● **What you should do**:
From the entries below, copy every line holding the word "document".

● **Data lines**:
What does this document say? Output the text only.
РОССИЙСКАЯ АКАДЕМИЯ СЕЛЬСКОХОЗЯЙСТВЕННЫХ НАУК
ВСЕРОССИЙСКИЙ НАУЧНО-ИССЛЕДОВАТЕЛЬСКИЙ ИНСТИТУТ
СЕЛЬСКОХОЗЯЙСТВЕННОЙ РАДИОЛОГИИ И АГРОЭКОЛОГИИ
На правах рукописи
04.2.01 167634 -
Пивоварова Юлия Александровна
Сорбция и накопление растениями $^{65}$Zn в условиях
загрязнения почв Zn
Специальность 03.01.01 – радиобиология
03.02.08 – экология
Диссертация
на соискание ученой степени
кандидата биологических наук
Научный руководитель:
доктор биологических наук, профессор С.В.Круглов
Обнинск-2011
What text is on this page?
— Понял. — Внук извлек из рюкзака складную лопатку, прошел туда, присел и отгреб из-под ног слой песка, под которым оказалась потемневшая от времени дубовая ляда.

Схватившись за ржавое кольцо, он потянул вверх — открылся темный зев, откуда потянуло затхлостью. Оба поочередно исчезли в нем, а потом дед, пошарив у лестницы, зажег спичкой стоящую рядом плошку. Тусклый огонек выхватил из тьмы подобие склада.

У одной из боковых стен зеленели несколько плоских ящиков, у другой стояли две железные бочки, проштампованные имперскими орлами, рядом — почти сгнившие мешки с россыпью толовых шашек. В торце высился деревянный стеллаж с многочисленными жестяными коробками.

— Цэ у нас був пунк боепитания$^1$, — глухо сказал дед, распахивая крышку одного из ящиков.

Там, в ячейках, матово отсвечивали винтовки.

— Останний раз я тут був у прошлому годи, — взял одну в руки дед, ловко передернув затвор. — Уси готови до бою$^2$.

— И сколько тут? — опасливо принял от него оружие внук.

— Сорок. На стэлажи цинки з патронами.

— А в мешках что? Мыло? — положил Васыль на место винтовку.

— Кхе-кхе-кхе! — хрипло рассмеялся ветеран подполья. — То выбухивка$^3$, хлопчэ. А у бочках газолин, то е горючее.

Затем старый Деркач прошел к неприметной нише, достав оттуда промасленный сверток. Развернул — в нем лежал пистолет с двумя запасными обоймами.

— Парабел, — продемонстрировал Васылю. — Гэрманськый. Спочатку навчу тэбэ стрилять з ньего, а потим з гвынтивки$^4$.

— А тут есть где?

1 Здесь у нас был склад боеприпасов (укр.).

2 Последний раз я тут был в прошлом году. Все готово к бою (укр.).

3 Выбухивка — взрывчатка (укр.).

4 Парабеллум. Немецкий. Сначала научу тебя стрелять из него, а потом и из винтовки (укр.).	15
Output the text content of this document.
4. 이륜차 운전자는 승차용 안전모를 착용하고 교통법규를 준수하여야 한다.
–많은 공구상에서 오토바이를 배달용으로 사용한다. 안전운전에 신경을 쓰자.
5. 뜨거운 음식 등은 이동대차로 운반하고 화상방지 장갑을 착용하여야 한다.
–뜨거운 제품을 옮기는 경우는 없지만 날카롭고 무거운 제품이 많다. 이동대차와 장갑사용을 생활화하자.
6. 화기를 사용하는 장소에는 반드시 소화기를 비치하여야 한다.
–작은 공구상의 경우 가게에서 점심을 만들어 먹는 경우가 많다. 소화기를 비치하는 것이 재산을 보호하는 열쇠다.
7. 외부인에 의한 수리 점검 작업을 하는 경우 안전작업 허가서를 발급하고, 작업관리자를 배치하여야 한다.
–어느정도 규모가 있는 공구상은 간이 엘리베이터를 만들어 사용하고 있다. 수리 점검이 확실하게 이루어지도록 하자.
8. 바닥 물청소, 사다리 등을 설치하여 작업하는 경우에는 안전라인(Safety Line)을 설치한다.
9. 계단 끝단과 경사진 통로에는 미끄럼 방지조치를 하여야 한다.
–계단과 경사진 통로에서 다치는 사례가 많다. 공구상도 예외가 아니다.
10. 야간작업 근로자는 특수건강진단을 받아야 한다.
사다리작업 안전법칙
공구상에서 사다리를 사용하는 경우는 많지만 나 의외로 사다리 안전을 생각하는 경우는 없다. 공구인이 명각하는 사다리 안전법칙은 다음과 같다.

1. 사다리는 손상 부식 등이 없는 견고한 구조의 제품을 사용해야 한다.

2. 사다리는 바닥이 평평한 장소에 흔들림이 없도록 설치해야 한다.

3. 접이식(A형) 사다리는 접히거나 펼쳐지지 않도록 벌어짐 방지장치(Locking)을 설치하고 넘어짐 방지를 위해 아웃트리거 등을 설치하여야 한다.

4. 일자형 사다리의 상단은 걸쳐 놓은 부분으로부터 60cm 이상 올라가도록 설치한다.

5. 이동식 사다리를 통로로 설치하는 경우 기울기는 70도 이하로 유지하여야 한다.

● **Solution to this task**:
What does this document say? Output the text only.
Output the text content of this document.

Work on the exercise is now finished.